*Task*
The exercise asks for every line of the data to be reproduced exactly.

[Begin Exercise input]

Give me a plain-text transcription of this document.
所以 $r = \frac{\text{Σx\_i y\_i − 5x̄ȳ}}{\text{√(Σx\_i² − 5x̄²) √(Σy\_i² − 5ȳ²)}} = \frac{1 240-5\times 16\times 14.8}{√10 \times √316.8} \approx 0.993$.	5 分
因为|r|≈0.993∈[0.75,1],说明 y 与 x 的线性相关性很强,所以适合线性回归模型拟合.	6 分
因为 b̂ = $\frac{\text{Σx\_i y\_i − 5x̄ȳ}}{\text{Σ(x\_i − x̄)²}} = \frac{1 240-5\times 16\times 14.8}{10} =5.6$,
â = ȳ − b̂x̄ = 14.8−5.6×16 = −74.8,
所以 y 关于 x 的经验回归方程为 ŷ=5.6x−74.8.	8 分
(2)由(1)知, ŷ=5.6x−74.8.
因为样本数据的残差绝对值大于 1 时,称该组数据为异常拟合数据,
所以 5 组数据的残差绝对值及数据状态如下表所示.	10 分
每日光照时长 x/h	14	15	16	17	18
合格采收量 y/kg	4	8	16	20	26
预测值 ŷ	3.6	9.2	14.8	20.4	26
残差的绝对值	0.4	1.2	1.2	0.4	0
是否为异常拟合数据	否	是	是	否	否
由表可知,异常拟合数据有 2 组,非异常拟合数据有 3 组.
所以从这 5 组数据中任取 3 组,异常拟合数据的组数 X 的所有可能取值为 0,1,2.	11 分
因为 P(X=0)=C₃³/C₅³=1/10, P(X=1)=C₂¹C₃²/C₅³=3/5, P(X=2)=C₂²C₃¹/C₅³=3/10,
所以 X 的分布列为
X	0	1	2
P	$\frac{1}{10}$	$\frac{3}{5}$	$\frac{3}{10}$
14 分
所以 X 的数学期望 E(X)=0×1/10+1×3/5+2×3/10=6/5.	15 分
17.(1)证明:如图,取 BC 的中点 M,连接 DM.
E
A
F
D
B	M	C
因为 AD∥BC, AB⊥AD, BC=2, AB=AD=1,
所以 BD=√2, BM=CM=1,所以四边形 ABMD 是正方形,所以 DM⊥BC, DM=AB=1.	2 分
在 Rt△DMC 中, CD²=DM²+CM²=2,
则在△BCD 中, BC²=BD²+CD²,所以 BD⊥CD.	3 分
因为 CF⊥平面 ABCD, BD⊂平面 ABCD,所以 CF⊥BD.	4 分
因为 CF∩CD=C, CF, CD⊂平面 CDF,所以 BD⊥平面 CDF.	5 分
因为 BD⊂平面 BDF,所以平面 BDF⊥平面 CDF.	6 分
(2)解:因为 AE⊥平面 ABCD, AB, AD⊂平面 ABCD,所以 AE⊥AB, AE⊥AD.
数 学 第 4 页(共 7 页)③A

[End Exercise input]

*Complete response*
Give me a plain-text transcription of this document.
所以 $r = \frac{\text{Σx\_i y\_i − 5x̄ȳ}}{\text{√(Σx\_i² − 5x̄²) √(Σy\_i² − 5ȳ²)}} = \frac{1 240-5\times 16\times 14.8}{√10 \times √316.8} \approx 0.993$.	5 分
因为|r|≈0.993∈[0.75,1],说明 y 与 x 的线性相关性很强,所以适合线性回归模型拟合.	6 分
因为 b̂ = $\frac{\text{Σx\_i y\_i − 5x̄ȳ}}{\text{Σ(x\_i − x̄)²}} = \frac{1 240-5\times 16\times 14.8}{10} =5.6$,
â = ȳ − b̂x̄ = 14.8−5.6×16 = −74.8,
所以 y 关于 x 的经验回归方程为 ŷ=5.6x−74.8.	8 分
(2)由(1)知, ŷ=5.6x−74.8.
因为样本数据的残差绝对值大于 1 时,称该组数据为异常拟合数据,
所以 5 组数据的残差绝对值及数据状态如下表所示.	10 分
每日光照时长 x/h	14	15	16	17	18
合格采收量 y/kg	4	8	16	20	26
预测值 ŷ	3.6	9.2	14.8	20.4	26
残差的绝对值	0.4	1.2	1.2	0.4	0
是否为异常拟合数据	否	是	是	否	否
由表可知,异常拟合数据有 2 组,非异常拟合数据有 3 组.
所以从这 5 组数据中任取 3 组,异常拟合数据的组数 X 的所有可能取值为 0,1,2.	11 分
因为 P(X=0)=C₃³/C₅³=1/10, P(X=1)=C₂¹C₃²/C₅³=3/5, P(X=2)=C₂²C₃¹/C₅³=3/10,
所以 X 的分布列为
X	0	1	2
P	$\frac{1}{10}$	$\frac{3}{5}$	$\frac{3}{10}$
14 分
所以 X 的数学期望 E(X)=0×1/10+1×3/5+2×3/10=6/5.	15 分
17.(1)证明:如图,取 BC 的中点 M,连接 DM.
E
A
F
D
B	M	C
因为 AD∥BC, AB⊥AD, BC=2, AB=AD=1,
所以 BD=√2, BM=CM=1,所以四边形 ABMD 是正方形,所以 DM⊥BC, DM=AB=1.	2 分
在 Rt△DMC 中, CD²=DM²+CM²=2,
则在△BCD 中, BC²=BD²+CD²,所以 BD⊥CD.	3 分
因为 CF⊥平面 ABCD, BD⊂平面 ABCD,所以 CF⊥BD.	4 分
因为 CF∩CD=C, CF, CD⊂平面 CDF,所以 BD⊥平面 CDF.	5 分
因为 BD⊂平面 BDF,所以平面 BDF⊥平面 CDF.	6 分
(2)解:因为 AE⊥平面 ABCD, AB, AD⊂平面 ABCD,所以 AE⊥AB, AE⊥AD.
数 学 第 4 页(共 7 页)③A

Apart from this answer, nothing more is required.